◆ **Directions for this task**: In the lines below, find how many contain the word "nafter" and report that figure alone.

◆ **Entries supplied**:

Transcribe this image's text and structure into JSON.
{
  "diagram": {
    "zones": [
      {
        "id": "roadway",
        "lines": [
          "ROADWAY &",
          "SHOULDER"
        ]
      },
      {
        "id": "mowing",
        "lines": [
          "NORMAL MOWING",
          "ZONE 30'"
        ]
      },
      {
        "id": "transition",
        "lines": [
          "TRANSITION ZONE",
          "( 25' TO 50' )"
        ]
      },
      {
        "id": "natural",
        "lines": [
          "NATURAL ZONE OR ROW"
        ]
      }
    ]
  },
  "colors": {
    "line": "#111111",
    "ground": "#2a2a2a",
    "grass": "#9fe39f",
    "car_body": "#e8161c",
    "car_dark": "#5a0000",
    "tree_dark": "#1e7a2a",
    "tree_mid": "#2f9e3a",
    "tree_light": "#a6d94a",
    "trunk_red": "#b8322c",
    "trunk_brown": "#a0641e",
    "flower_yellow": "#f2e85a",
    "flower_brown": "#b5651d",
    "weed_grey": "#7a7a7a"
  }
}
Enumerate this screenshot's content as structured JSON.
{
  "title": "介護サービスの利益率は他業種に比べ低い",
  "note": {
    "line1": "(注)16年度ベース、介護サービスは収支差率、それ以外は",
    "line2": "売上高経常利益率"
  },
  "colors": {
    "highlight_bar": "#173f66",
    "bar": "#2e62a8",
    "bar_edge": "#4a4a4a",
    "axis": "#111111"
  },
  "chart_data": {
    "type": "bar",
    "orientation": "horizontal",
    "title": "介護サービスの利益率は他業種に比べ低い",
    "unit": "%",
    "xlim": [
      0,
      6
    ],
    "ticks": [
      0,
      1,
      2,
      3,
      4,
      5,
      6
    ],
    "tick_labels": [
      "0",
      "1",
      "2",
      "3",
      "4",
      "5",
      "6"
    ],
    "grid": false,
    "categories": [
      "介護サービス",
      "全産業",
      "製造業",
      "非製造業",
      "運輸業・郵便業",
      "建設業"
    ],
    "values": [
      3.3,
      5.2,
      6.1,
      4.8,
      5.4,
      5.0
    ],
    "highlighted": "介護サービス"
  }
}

--

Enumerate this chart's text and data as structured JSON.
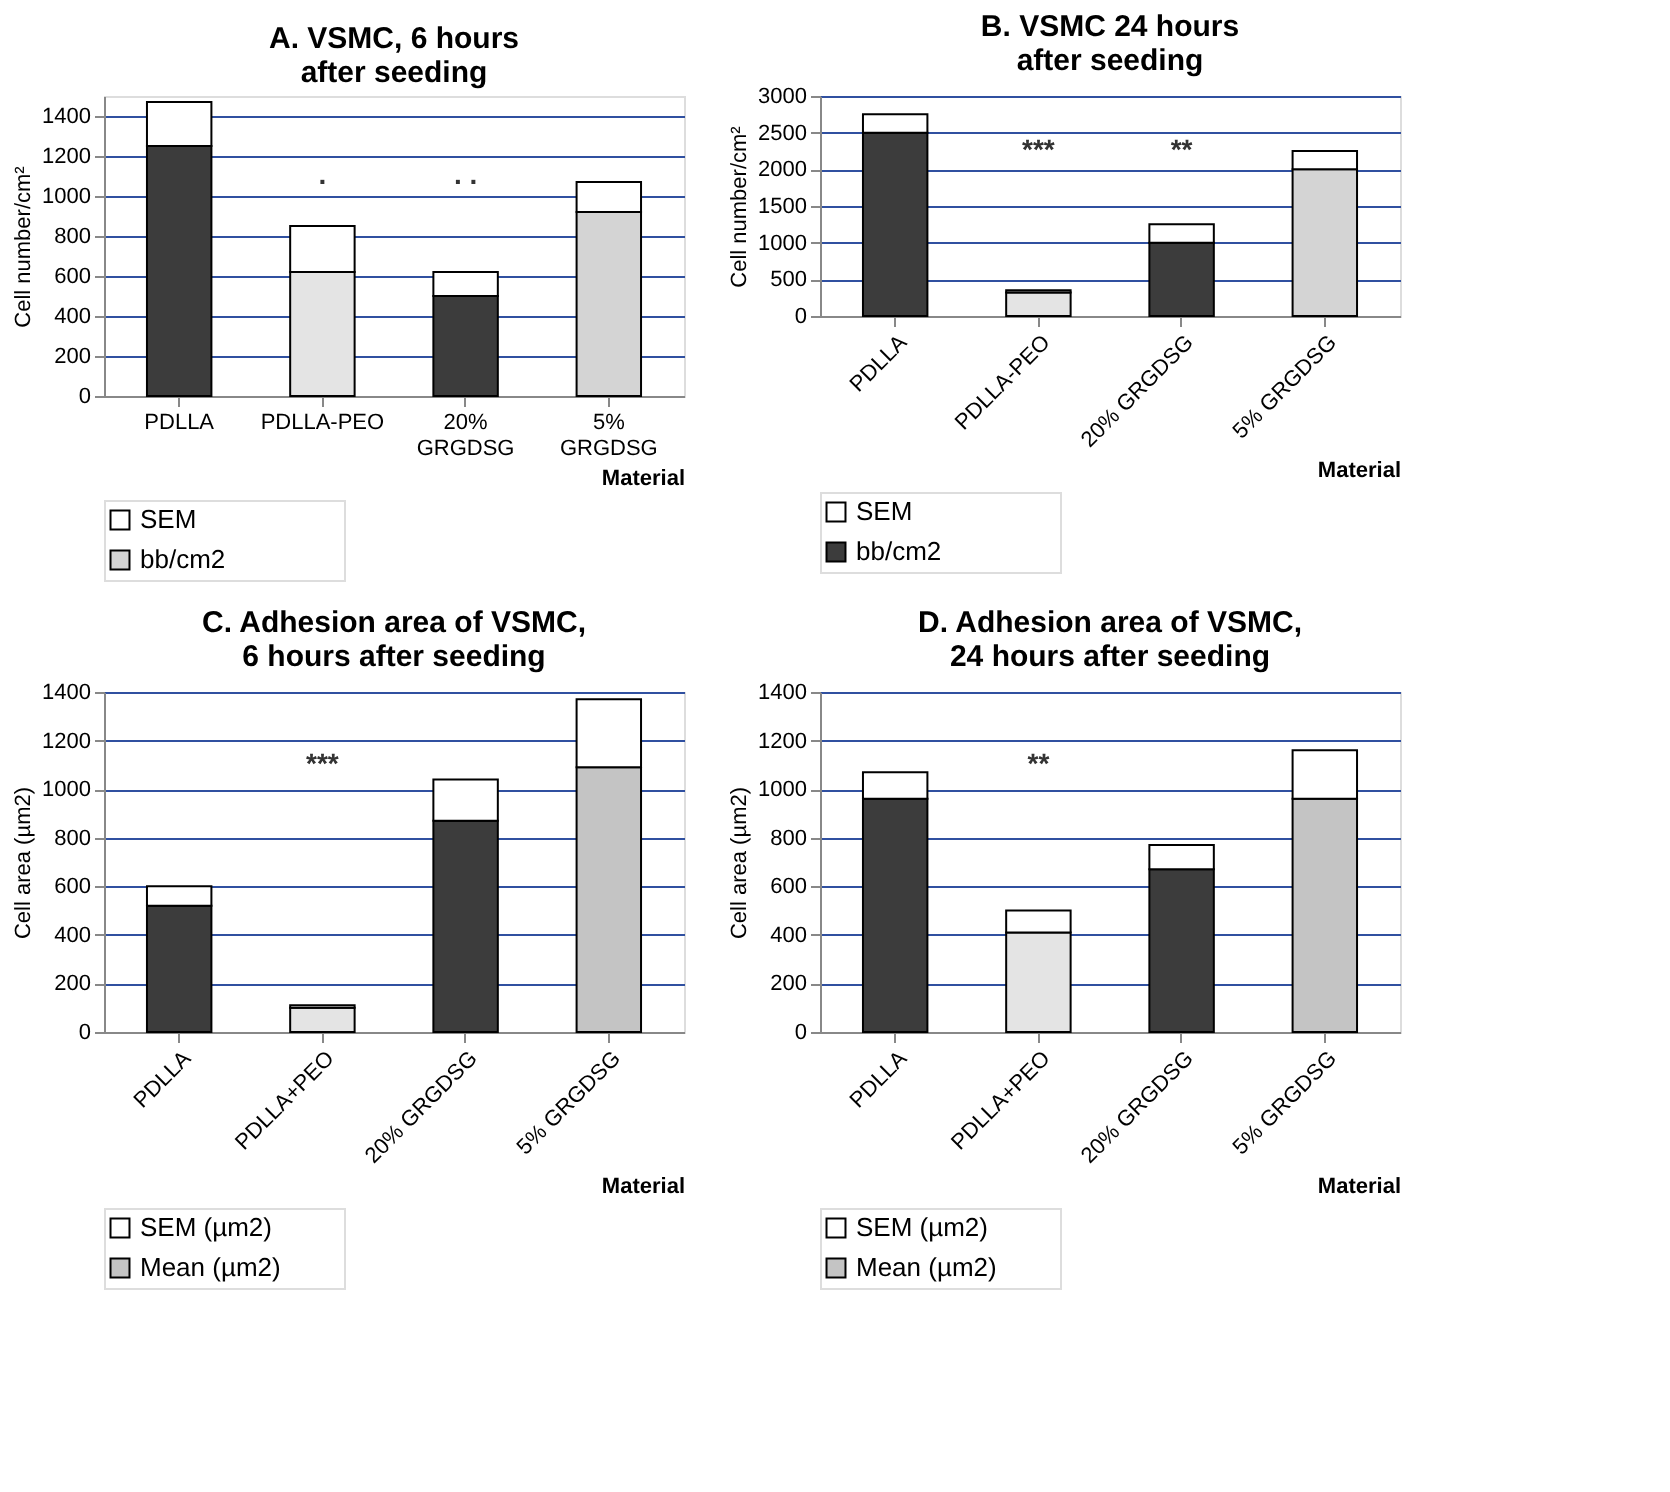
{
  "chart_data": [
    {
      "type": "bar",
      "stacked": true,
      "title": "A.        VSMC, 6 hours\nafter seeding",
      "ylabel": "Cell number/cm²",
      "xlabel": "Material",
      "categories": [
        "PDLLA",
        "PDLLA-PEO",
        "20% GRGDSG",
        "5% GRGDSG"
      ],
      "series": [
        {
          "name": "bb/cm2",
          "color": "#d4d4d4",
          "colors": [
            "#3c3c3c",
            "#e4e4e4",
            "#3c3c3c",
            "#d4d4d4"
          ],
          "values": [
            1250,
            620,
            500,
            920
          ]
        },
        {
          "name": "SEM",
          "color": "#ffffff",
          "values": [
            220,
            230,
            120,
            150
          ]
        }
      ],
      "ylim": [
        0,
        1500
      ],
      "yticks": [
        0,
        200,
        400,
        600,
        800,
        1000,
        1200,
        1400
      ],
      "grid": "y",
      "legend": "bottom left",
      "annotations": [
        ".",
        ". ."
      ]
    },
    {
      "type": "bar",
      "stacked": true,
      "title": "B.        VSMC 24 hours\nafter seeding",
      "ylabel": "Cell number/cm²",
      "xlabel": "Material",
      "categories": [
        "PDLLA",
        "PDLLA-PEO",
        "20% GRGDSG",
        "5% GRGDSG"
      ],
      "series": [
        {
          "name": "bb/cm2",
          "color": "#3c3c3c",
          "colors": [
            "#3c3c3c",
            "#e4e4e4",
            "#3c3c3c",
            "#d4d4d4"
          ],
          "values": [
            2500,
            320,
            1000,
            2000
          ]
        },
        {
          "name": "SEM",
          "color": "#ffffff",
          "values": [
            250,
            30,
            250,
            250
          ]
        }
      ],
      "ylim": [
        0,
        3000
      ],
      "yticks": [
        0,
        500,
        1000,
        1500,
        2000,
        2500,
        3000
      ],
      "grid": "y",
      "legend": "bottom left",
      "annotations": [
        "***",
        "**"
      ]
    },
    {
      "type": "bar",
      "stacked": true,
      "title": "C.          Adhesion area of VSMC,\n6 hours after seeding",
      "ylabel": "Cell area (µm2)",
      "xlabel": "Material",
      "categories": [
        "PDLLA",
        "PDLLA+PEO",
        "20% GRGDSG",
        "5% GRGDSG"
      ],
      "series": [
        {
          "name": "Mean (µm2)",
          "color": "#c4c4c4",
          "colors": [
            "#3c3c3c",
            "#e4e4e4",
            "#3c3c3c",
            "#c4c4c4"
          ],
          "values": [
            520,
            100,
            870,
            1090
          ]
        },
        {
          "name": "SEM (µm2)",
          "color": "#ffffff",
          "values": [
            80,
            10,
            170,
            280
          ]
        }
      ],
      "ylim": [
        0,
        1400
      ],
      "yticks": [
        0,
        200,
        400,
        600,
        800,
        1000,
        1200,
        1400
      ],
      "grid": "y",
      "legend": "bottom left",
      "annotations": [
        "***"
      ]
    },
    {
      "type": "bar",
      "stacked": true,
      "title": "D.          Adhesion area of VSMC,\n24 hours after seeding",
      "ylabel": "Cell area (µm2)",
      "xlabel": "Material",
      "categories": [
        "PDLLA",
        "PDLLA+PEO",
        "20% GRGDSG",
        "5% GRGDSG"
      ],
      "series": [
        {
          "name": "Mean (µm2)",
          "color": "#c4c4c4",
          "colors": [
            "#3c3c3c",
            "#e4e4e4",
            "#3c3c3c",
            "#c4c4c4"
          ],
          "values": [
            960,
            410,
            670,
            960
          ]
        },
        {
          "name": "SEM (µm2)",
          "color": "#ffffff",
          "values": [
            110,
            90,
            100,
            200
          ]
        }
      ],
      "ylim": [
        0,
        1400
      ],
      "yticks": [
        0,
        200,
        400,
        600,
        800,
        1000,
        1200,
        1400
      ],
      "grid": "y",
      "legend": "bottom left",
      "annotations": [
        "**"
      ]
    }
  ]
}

◆ **Task output**: 2